Copy out all the lines exactly. Omit pictures.
■ ■ ■ ■
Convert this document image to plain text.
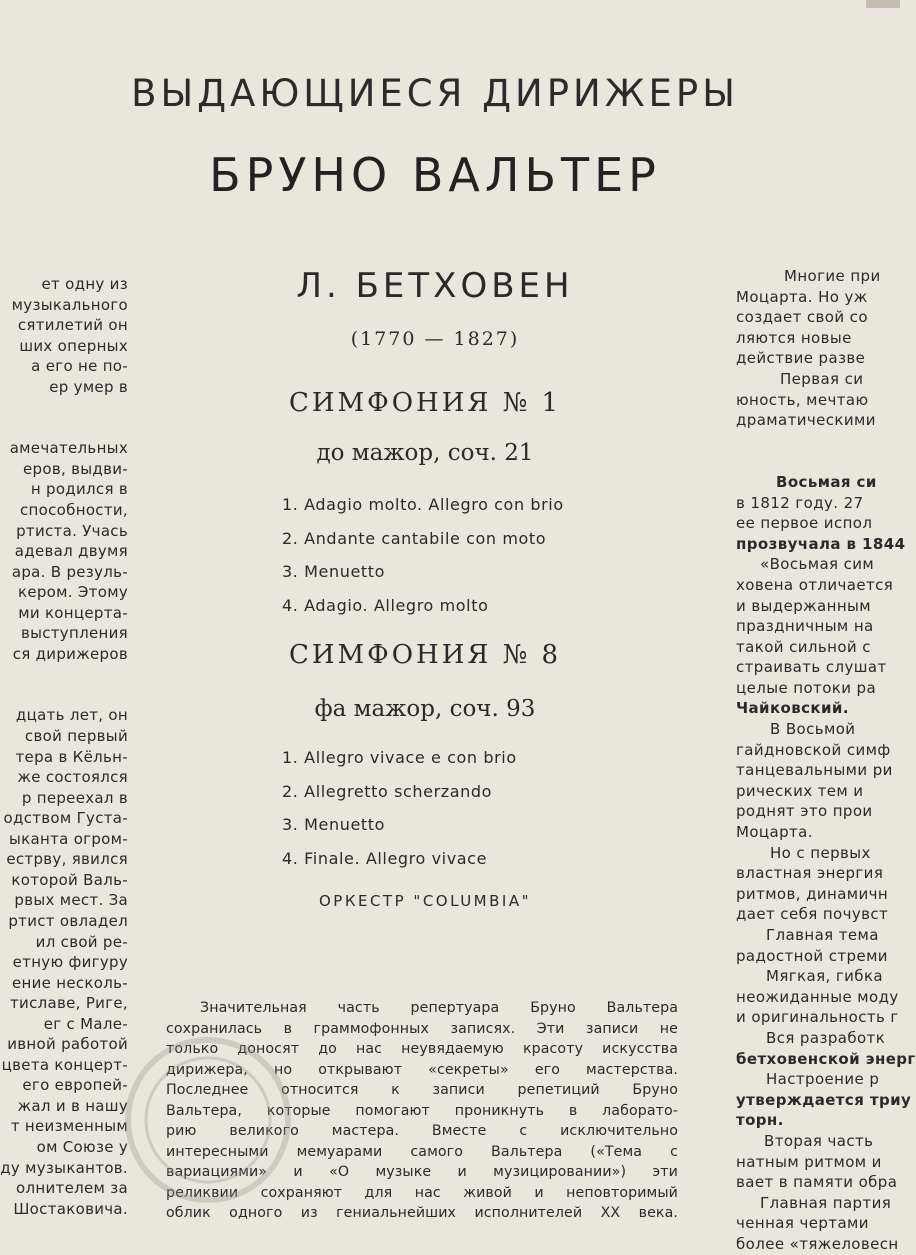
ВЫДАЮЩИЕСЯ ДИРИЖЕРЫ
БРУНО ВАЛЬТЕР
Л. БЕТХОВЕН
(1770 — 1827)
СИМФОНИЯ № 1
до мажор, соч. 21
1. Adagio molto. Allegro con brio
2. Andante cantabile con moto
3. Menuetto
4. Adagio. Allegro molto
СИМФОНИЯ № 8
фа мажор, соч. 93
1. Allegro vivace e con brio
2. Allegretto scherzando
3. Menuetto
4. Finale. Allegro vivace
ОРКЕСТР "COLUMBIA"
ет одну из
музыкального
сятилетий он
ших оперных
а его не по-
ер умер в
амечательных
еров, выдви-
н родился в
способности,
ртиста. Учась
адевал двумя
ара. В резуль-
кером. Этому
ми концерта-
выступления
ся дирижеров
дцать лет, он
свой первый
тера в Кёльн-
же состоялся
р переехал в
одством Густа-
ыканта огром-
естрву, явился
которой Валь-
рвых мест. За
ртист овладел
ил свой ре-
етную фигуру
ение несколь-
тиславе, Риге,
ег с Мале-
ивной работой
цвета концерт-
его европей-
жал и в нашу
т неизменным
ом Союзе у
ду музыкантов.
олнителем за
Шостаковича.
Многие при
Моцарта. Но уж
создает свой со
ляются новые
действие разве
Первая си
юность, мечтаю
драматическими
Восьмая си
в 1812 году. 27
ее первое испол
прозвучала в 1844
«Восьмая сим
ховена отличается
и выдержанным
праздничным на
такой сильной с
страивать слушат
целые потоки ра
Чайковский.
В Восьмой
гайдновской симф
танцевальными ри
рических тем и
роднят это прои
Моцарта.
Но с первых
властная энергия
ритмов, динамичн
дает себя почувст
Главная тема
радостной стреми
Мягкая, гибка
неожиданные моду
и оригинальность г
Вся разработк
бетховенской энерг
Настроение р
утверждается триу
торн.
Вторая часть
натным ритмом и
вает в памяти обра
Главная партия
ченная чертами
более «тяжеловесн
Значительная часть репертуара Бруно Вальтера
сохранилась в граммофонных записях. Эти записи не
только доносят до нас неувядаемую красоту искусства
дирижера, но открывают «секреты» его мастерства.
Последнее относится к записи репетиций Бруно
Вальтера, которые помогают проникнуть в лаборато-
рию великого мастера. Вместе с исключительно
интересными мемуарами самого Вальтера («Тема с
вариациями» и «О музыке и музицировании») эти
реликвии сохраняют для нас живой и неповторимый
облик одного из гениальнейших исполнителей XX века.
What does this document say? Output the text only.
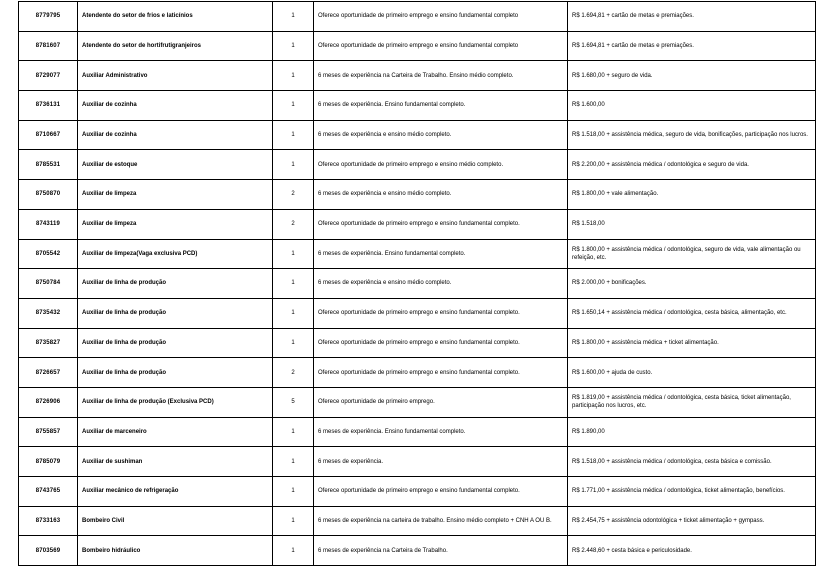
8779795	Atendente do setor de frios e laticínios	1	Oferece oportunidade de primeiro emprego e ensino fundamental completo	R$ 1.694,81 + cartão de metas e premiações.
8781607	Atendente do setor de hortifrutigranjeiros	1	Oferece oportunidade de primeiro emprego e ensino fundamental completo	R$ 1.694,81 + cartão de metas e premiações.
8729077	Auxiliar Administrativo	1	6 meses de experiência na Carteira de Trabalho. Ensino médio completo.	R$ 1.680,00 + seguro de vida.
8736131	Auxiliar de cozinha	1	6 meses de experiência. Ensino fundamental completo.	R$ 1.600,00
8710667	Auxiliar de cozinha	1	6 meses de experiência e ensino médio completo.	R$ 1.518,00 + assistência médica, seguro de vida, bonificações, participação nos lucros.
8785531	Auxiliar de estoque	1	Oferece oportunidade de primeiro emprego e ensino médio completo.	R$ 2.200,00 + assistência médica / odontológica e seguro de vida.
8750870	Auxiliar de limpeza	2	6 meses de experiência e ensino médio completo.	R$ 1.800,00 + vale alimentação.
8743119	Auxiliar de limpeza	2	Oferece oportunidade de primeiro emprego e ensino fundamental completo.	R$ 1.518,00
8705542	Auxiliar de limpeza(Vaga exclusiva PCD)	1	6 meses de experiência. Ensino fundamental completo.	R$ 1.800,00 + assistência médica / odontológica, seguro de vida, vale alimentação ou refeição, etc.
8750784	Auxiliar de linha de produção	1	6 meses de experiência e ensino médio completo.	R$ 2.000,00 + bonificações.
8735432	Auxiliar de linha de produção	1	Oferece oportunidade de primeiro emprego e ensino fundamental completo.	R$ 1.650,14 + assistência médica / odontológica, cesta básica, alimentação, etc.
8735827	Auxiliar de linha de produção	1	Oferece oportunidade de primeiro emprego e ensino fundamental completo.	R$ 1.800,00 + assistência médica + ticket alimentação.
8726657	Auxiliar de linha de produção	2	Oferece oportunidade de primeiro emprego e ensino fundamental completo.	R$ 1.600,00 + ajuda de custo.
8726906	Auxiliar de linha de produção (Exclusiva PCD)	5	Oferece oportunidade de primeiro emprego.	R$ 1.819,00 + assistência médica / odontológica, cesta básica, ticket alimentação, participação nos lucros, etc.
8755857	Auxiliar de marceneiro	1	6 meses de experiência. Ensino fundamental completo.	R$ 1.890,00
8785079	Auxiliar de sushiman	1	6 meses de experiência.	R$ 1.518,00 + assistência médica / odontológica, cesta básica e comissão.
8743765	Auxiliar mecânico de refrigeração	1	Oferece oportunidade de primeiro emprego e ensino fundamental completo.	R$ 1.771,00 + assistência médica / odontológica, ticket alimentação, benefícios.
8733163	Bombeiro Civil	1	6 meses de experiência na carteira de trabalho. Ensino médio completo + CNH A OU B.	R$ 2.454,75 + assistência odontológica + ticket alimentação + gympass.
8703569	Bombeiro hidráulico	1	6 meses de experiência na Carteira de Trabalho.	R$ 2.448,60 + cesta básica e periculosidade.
■ ■ ■ ■
» Correct response:
Convert this document image to plain text.
ВЫДАЮЩИЕСЯ ДИРИЖЕРЫ
БРУНО ВАЛЬТЕР
Л. БЕТХОВЕН
(1770 — 1827)
СИМФОНИЯ № 1
до мажор, соч. 21
1. Adagio molto. Allegro con brio
2. Andante cantabile con moto
3. Menuetto
4. Adagio. Allegro molto
СИМФОНИЯ № 8
фа мажор, соч. 93
1. Allegro vivace e con brio
2. Allegretto scherzando
3. Menuetto
4. Finale. Allegro vivace
ОРКЕСТР "COLUMBIA"
ет одну из
музыкального
сятилетий он
ших оперных
а его не по-
ер умер в
амечательных
еров, выдви-
н родился в
способности,
ртиста. Учась
адевал двумя
ара. В резуль-
кером. Этому
ми концерта-
выступления
ся дирижеров
дцать лет, он
свой первый
тера в Кёльн-
же состоялся
р переехал в
одством Густа-
ыканта огром-
естрву, явился
которой Валь-
рвых мест. За
ртист овладел
ил свой ре-
етную фигуру
ение несколь-
тиславе, Риге,
ег с Мале-
ивной работой
цвета концерт-
его европей-
жал и в нашу
т неизменным
ом Союзе у
ду музыкантов.
олнителем за
Шостаковича.
Многие при
Моцарта. Но уж
создает свой со
ляются новые
действие разве
Первая си
юность, мечтаю
драматическими
Восьмая си
в 1812 году. 27
ее первое испол
прозвучала в 1844
«Восьмая сим
ховена отличается
и выдержанным
праздничным на
такой сильной с
страивать слушат
целые потоки ра
Чайковский.
В Восьмой
гайдновской симф
танцевальными ри
рических тем и
роднят это прои
Моцарта.
Но с первых
властная энергия
ритмов, динамичн
дает себя почувст
Главная тема
радостной стреми
Мягкая, гибка
неожиданные моду
и оригинальность г
Вся разработк
бетховенской энерг
Настроение р
утверждается триу
торн.
Вторая часть
натным ритмом и
вает в памяти обра
Главная партия
ченная чертами
более «тяжеловесн
Значительная часть репертуара Бруно Вальтера
сохранилась в граммофонных записях. Эти записи не
только доносят до нас неувядаемую красоту искусства
дирижера, но открывают «секреты» его мастерства.
Последнее относится к записи репетиций Бруно
Вальтера, которые помогают проникнуть в лаборато-
рию великого мастера. Вместе с исключительно
интересными мемуарами самого Вальтера («Тема с
вариациями» и «О музыке и музицировании») эти
реликвии сохраняют для нас живой и неповторимый
облик одного из гениальнейших исполнителей XX века.
What does this document say? Output the text only.
8779795	Atendente do setor de frios e laticínios	1	Oferece oportunidade de primeiro emprego e ensino fundamental completo	R$ 1.694,81 + cartão de metas e premiações.
8781607	Atendente do setor de hortifrutigranjeiros	1	Oferece oportunidade de primeiro emprego e ensino fundamental completo	R$ 1.694,81 + cartão de metas e premiações.
8729077	Auxiliar Administrativo	1	6 meses de experiência na Carteira de Trabalho. Ensino médio completo.	R$ 1.680,00 + seguro de vida.
8736131	Auxiliar de cozinha	1	6 meses de experiência. Ensino fundamental completo.	R$ 1.600,00
8710667	Auxiliar de cozinha	1	6 meses de experiência e ensino médio completo.	R$ 1.518,00 + assistência médica, seguro de vida, bonificações, participação nos lucros.
8785531	Auxiliar de estoque	1	Oferece oportunidade de primeiro emprego e ensino médio completo.	R$ 2.200,00 + assistência médica / odontológica e seguro de vida.
8750870	Auxiliar de limpeza	2	6 meses de experiência e ensino médio completo.	R$ 1.800,00 + vale alimentação.
8743119	Auxiliar de limpeza	2	Oferece oportunidade de primeiro emprego e ensino fundamental completo.	R$ 1.518,00
8705542	Auxiliar de limpeza(Vaga exclusiva PCD)	1	6 meses de experiência. Ensino fundamental completo.	R$ 1.800,00 + assistência médica / odontológica, seguro de vida, vale alimentação ou refeição, etc.
8750784	Auxiliar de linha de produção	1	6 meses de experiência e ensino médio completo.	R$ 2.000,00 + bonificações.
8735432	Auxiliar de linha de produção	1	Oferece oportunidade de primeiro emprego e ensino fundamental completo.	R$ 1.650,14 + assistência médica / odontológica, cesta básica, alimentação, etc.
8735827	Auxiliar de linha de produção	1	Oferece oportunidade de primeiro emprego e ensino fundamental completo.	R$ 1.800,00 + assistência médica + ticket alimentação.
8726657	Auxiliar de linha de produção	2	Oferece oportunidade de primeiro emprego e ensino fundamental completo.	R$ 1.600,00 + ajuda de custo.
8726906	Auxiliar de linha de produção (Exclusiva PCD)	5	Oferece oportunidade de primeiro emprego.	R$ 1.819,00 + assistência médica / odontológica, cesta básica, ticket alimentação, participação nos lucros, etc.
8755857	Auxiliar de marceneiro	1	6 meses de experiência. Ensino fundamental completo.	R$ 1.890,00
8785079	Auxiliar de sushiman	1	6 meses de experiência.	R$ 1.518,00 + assistência médica / odontológica, cesta básica e comissão.
8743765	Auxiliar mecânico de refrigeração	1	Oferece oportunidade de primeiro emprego e ensino fundamental completo.	R$ 1.771,00 + assistência médica / odontológica, ticket alimentação, benefícios.
8733163	Bombeiro Civil	1	6 meses de experiência na carteira de trabalho. Ensino médio completo + CNH A OU B.	R$ 2.454,75 + assistência odontológica + ticket alimentação + gympass.
8703569	Bombeiro hidráulico	1	6 meses de experiência na Carteira de Trabalho.	R$ 2.448,60 + cesta básica e periculosidade.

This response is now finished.